• [REQUIRED WORK]: Whenever a line below holds the word "each", copy that line.

········

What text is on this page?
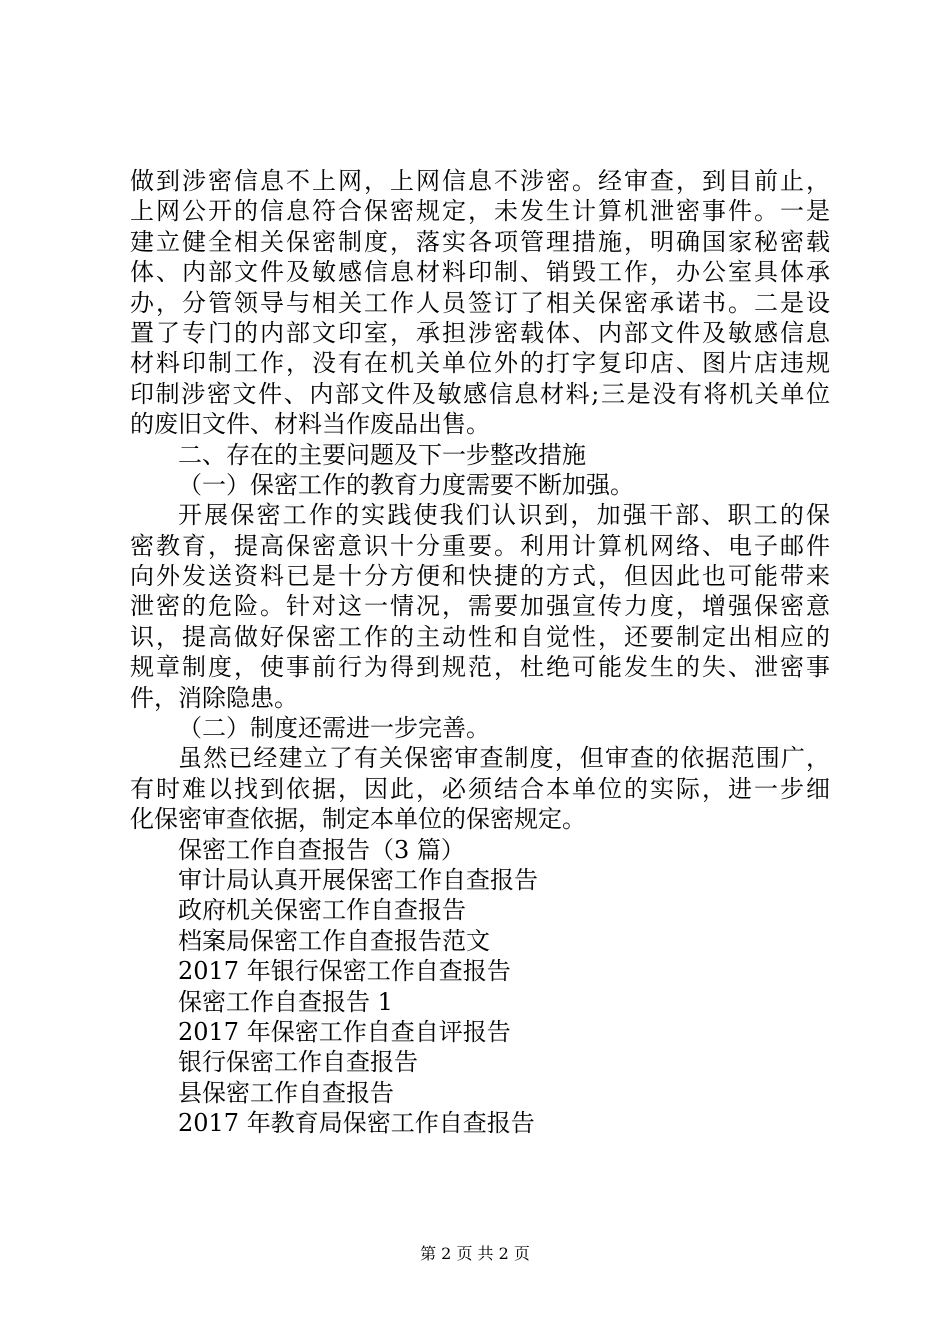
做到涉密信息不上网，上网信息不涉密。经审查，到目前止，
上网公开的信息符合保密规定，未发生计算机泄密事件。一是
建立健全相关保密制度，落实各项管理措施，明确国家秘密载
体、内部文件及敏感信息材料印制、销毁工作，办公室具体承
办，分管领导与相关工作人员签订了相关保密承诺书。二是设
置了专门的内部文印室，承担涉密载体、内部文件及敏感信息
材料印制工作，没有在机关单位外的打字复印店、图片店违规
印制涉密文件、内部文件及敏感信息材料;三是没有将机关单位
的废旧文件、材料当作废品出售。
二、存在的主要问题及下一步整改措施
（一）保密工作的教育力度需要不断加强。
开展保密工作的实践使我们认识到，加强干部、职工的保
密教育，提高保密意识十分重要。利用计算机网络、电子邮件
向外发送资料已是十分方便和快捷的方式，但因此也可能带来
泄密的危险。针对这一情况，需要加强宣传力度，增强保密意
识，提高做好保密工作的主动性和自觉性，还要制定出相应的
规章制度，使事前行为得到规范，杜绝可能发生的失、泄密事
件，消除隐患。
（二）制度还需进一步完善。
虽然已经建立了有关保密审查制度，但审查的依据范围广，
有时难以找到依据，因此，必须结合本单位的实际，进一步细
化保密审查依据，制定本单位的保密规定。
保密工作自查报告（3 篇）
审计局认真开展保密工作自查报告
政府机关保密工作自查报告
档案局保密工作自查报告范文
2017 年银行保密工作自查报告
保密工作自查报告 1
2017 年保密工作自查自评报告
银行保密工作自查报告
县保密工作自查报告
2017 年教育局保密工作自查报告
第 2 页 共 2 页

········

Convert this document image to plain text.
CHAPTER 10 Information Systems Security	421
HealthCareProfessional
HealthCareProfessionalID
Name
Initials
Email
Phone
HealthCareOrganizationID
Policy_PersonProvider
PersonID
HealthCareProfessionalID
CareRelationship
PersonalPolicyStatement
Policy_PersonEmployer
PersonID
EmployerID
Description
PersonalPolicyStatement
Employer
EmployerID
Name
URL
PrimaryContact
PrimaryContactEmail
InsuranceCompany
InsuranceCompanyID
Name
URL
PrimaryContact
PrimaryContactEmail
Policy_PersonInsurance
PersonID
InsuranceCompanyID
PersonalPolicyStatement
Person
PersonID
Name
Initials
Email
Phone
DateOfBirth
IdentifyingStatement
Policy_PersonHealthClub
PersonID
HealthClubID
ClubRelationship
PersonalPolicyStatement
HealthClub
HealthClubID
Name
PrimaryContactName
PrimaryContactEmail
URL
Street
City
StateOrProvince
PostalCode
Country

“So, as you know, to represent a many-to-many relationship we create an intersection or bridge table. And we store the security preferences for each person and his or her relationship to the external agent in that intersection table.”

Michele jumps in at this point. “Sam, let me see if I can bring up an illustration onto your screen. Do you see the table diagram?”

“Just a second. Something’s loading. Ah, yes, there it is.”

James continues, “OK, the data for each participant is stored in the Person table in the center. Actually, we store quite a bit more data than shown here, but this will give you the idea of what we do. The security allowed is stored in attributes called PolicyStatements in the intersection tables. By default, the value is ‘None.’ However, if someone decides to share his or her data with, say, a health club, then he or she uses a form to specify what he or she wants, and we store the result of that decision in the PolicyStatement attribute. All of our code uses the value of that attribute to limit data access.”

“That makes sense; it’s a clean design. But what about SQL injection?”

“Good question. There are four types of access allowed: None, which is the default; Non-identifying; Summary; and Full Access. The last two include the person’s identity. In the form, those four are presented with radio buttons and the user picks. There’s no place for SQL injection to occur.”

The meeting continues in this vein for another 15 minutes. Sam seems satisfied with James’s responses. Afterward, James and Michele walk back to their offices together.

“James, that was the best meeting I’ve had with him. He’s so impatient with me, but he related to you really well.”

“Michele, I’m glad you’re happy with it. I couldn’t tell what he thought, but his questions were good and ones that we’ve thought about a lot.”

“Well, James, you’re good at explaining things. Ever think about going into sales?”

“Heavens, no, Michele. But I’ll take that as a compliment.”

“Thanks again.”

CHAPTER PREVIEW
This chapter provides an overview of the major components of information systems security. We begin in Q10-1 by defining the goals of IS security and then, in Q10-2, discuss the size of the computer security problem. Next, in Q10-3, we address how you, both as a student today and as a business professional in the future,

········

• [ANSWER TO THE TASK]:
“So, as you know, to represent a many-to-many relationship we create an intersection or bridge table. And we store the security preferences for each person and his or her relationship to the external agent in that intersection table.”
James continues, “OK, the data for each participant is stored in the Person table in the center. Actually, we store quite a bit more data than shown here, but this will give you the idea of what we do. The security allowed is stored in attributes called PolicyStatements in the intersection tables. By default, the value is ‘None.’ However, if someone decides to share his or her data with, say, a health club, then he or she uses a form to specify what he or she wants, and we store the result of that decision in the PolicyStatement attribute. All of our code uses the value of that attribute to limit data access.”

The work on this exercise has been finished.